**Dataset excerpts**
▬▬▬▬▬▬▬▬▬▬

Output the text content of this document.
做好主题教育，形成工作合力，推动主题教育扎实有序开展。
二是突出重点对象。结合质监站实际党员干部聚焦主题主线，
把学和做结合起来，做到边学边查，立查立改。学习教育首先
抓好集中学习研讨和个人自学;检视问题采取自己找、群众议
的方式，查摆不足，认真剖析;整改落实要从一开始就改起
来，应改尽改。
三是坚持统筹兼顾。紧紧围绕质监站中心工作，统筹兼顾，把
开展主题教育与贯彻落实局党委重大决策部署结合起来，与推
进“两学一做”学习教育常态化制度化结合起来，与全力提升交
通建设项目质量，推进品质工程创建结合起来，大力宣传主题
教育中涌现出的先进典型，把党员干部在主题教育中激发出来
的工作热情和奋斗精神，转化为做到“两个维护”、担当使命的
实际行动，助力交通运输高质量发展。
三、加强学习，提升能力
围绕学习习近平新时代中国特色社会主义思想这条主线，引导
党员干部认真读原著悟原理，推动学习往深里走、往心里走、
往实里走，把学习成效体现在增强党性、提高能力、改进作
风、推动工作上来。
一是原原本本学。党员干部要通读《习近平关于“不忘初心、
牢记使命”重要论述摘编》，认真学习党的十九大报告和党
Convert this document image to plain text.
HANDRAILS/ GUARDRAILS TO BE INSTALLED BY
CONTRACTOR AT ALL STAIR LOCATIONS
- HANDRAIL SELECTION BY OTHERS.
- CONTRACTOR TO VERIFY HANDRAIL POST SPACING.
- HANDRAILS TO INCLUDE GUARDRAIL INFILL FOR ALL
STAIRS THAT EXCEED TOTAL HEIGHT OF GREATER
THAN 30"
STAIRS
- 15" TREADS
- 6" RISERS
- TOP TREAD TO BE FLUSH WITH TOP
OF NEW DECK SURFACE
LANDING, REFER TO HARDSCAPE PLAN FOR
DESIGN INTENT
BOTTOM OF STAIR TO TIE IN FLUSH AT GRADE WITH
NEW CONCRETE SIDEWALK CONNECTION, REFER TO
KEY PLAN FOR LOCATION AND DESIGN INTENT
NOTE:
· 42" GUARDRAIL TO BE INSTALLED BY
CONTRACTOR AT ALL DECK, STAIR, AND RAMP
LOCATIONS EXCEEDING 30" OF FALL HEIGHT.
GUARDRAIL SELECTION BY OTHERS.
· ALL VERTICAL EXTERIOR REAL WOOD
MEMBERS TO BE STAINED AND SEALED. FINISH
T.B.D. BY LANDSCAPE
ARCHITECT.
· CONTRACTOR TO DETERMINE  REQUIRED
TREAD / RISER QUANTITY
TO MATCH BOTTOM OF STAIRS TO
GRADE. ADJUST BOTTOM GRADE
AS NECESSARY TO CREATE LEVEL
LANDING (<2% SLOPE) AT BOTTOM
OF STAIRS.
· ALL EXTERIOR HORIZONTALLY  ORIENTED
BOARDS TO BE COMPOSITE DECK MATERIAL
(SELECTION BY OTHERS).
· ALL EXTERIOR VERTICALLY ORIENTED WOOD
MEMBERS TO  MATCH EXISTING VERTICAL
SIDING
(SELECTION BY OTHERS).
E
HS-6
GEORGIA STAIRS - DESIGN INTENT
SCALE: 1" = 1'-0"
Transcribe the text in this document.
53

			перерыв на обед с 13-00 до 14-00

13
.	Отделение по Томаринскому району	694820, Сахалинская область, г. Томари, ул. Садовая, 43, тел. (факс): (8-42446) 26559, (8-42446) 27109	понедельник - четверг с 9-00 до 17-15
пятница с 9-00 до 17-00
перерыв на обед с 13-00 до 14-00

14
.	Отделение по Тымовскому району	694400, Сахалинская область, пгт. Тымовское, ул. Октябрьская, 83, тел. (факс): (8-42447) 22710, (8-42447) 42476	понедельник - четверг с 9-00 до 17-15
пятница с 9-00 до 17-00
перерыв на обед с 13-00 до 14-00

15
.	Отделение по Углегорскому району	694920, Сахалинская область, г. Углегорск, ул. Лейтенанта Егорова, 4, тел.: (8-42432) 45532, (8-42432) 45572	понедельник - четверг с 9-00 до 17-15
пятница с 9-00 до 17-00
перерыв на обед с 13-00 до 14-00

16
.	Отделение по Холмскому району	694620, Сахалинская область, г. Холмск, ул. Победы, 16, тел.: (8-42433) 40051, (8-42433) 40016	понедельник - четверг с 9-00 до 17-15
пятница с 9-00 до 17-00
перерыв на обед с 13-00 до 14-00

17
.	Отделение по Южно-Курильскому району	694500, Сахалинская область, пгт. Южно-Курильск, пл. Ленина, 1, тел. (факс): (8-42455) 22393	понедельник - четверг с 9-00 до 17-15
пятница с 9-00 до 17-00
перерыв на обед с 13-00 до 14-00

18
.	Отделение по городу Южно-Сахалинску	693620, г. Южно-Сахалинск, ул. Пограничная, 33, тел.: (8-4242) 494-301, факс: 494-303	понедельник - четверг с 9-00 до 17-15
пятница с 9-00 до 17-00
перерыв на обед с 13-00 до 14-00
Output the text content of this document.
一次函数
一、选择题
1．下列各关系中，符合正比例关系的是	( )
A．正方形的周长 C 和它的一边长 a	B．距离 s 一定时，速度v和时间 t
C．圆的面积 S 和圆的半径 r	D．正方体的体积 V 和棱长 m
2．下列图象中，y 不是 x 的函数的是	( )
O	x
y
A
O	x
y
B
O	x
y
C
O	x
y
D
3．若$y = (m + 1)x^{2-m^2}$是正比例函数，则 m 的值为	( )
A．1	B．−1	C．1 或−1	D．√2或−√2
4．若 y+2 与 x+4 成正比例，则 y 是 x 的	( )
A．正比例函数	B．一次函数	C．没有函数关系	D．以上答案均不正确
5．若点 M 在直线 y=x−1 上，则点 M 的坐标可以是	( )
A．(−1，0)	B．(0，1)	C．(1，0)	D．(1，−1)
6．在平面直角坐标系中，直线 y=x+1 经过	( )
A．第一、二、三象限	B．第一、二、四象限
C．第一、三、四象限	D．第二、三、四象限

▬▬▬▬▬▬▬▬▬▬

**Directions for this task**
From the listing above, find the number of lines with the word "FLUSH" in them. Answer with the number only.

**Answer to this task**
2